• _Direction_
Find each line with the string "Purpose" and copy it.

• _Supplied records_

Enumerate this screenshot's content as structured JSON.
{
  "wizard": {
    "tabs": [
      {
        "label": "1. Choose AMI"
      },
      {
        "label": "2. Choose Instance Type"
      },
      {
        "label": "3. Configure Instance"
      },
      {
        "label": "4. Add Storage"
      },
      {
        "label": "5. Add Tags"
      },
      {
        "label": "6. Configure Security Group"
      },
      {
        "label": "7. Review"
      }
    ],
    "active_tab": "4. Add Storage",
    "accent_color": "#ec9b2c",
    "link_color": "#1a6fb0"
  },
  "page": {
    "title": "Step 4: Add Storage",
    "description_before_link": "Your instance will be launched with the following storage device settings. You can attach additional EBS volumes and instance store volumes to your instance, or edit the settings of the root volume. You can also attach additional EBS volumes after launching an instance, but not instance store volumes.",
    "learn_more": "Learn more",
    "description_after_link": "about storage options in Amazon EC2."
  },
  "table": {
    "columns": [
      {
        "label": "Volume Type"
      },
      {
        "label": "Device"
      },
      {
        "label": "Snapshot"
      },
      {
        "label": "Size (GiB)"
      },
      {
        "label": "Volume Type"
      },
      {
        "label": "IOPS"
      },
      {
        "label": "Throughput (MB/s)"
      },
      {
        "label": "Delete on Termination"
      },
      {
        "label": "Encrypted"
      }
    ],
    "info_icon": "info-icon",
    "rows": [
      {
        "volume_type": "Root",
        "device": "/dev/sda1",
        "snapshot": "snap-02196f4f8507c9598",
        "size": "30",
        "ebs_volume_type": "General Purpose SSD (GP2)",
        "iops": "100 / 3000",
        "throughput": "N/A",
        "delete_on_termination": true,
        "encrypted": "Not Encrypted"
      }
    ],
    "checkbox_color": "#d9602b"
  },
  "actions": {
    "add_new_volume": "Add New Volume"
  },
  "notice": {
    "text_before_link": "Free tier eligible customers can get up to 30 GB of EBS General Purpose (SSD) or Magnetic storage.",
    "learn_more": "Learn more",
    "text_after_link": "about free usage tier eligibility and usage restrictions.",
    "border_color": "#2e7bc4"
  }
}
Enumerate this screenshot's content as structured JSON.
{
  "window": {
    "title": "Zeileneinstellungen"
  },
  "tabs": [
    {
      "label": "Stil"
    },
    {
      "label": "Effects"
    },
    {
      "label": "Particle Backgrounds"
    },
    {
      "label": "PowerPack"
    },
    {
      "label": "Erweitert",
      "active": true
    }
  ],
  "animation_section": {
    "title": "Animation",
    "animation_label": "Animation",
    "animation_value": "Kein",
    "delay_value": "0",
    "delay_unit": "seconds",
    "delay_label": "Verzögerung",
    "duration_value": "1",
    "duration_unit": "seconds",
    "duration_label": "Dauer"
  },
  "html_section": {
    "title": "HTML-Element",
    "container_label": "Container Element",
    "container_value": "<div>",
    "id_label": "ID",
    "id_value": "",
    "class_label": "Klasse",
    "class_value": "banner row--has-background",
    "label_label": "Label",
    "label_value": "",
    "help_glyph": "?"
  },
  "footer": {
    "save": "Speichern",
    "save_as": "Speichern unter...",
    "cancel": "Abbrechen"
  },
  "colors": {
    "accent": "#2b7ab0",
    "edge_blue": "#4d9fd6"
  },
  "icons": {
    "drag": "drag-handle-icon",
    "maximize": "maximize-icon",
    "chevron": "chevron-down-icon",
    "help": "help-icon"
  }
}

• _Output_
        "ebs_volume_type": "General Purpose SSD (GP2)",
    "text_before_link": "Free tier eligible customers can get up to 30 GB of EBS General Purpose (SSD) or Magnetic storage.",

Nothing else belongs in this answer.